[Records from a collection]

▬▬▬▬▬▬

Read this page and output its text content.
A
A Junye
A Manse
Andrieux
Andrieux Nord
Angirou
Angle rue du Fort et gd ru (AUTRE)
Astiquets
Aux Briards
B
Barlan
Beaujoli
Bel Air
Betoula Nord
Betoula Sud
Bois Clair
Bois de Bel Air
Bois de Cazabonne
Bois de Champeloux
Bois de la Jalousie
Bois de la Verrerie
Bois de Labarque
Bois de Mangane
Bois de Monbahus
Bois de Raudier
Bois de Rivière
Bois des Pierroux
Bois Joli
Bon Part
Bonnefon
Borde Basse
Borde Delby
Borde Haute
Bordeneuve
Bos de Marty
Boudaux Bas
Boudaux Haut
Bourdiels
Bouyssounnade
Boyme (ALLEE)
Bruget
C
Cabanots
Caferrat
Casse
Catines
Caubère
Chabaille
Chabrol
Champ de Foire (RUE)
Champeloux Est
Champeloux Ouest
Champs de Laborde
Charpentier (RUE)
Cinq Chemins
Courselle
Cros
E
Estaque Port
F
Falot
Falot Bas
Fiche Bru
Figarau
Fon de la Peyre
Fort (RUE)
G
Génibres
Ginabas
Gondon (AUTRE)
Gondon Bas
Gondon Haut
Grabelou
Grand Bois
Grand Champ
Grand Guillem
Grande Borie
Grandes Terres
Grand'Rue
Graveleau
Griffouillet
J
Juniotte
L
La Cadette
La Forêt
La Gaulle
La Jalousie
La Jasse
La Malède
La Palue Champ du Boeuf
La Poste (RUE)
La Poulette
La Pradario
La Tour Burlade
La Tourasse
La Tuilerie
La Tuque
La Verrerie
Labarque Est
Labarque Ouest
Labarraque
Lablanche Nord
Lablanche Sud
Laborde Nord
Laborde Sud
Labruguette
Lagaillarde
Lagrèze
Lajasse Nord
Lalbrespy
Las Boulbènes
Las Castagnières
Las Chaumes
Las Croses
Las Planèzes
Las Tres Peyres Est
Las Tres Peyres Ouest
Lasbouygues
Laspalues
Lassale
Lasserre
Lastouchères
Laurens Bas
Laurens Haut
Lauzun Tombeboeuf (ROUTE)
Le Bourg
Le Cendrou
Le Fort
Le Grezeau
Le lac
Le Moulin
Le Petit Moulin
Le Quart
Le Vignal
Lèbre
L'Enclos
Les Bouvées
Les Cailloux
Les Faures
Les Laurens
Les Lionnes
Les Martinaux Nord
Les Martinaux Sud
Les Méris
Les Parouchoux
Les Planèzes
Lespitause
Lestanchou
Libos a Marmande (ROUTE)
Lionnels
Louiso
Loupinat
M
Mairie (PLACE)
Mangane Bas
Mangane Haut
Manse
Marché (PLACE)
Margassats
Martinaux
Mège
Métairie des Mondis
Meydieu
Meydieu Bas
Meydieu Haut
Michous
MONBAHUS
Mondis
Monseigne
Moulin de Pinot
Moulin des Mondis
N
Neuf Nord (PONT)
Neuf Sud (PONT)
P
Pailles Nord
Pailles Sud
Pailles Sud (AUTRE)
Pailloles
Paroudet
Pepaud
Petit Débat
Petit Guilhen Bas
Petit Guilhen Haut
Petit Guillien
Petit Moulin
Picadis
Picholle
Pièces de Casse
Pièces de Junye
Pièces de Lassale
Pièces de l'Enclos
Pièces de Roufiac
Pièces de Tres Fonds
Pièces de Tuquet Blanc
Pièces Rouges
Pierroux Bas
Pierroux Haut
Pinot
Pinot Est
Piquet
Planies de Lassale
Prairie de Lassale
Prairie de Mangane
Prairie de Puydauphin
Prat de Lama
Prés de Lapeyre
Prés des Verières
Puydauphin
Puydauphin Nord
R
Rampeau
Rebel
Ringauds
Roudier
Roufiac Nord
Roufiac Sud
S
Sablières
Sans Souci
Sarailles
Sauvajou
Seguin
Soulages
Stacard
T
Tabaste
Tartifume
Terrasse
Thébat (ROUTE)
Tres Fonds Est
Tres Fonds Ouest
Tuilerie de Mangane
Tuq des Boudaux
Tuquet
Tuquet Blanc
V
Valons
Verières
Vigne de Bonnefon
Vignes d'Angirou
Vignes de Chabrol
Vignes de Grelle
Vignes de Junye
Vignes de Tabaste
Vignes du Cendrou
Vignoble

▬▬▬▬▬▬

* Job *
Quote the listing in full, please, keeping every line exact.

* Answer below *
Read this page and output its text content.
A
A Junye
A Manse
Andrieux
Andrieux Nord
Angirou
Angle rue du Fort et gd ru (AUTRE)
Astiquets
Aux Briards
B
Barlan
Beaujoli
Bel Air
Betoula Nord
Betoula Sud
Bois Clair
Bois de Bel Air
Bois de Cazabonne
Bois de Champeloux
Bois de la Jalousie
Bois de la Verrerie
Bois de Labarque
Bois de Mangane
Bois de Monbahus
Bois de Raudier
Bois de Rivière
Bois des Pierroux
Bois Joli
Bon Part
Bonnefon
Borde Basse
Borde Delby
Borde Haute
Bordeneuve
Bos de Marty
Boudaux Bas
Boudaux Haut
Bourdiels
Bouyssounnade
Boyme (ALLEE)
Bruget
C
Cabanots
Caferrat
Casse
Catines
Caubère
Chabaille
Chabrol
Champ de Foire (RUE)
Champeloux Est
Champeloux Ouest
Champs de Laborde
Charpentier (RUE)
Cinq Chemins
Courselle
Cros
E
Estaque Port
F
Falot
Falot Bas
Fiche Bru
Figarau
Fon de la Peyre
Fort (RUE)
G
Génibres
Ginabas
Gondon (AUTRE)
Gondon Bas
Gondon Haut
Grabelou
Grand Bois
Grand Champ
Grand Guillem
Grande Borie
Grandes Terres
Grand'Rue
Graveleau
Griffouillet
J
Juniotte
L
La Cadette
La Forêt
La Gaulle
La Jalousie
La Jasse
La Malède
La Palue Champ du Boeuf
La Poste (RUE)
La Poulette
La Pradario
La Tour Burlade
La Tourasse
La Tuilerie
La Tuque
La Verrerie
Labarque Est
Labarque Ouest
Labarraque
Lablanche Nord
Lablanche Sud
Laborde Nord
Laborde Sud
Labruguette
Lagaillarde
Lagrèze
Lajasse Nord
Lalbrespy
Las Boulbènes
Las Castagnières
Las Chaumes
Las Croses
Las Planèzes
Las Tres Peyres Est
Las Tres Peyres Ouest
Lasbouygues
Laspalues
Lassale
Lasserre
Lastouchères
Laurens Bas
Laurens Haut
Lauzun Tombeboeuf (ROUTE)
Le Bourg
Le Cendrou
Le Fort
Le Grezeau
Le lac
Le Moulin
Le Petit Moulin
Le Quart
Le Vignal
Lèbre
L'Enclos
Les Bouvées
Les Cailloux
Les Faures
Les Laurens
Les Lionnes
Les Martinaux Nord
Les Martinaux Sud
Les Méris
Les Parouchoux
Les Planèzes
Lespitause
Lestanchou
Libos a Marmande (ROUTE)
Lionnels
Louiso
Loupinat
M
Mairie (PLACE)
Mangane Bas
Mangane Haut
Manse
Marché (PLACE)
Margassats
Martinaux
Mège
Métairie des Mondis
Meydieu
Meydieu Bas
Meydieu Haut
Michous
MONBAHUS
Mondis
Monseigne
Moulin de Pinot
Moulin des Mondis
N
Neuf Nord (PONT)
Neuf Sud (PONT)
P
Pailles Nord
Pailles Sud
Pailles Sud (AUTRE)
Pailloles
Paroudet
Pepaud
Petit Débat
Petit Guilhen Bas
Petit Guilhen Haut
Petit Guillien
Petit Moulin
Picadis
Picholle
Pièces de Casse
Pièces de Junye
Pièces de Lassale
Pièces de l'Enclos
Pièces de Roufiac
Pièces de Tres Fonds
Pièces de Tuquet Blanc
Pièces Rouges
Pierroux Bas
Pierroux Haut
Pinot
Pinot Est
Piquet
Planies de Lassale
Prairie de Lassale
Prairie de Mangane
Prairie de Puydauphin
Prat de Lama
Prés de Lapeyre
Prés des Verières
Puydauphin
Puydauphin Nord
R
Rampeau
Rebel
Ringauds
Roudier
Roufiac Nord
Roufiac Sud
S
Sablières
Sans Souci
Sarailles
Sauvajou
Seguin
Soulages
Stacard
T
Tabaste
Tartifume
Terrasse
Thébat (ROUTE)
Tres Fonds Est
Tres Fonds Ouest
Tuilerie de Mangane
Tuq des Boudaux
Tuquet
Tuquet Blanc
V
Valons
Verières
Vigne de Bonnefon
Vignes d'Angirou
Vignes de Chabrol
Vignes de Grelle
Vignes de Junye
Vignes de Tabaste
Vignes du Cendrou
Vignoble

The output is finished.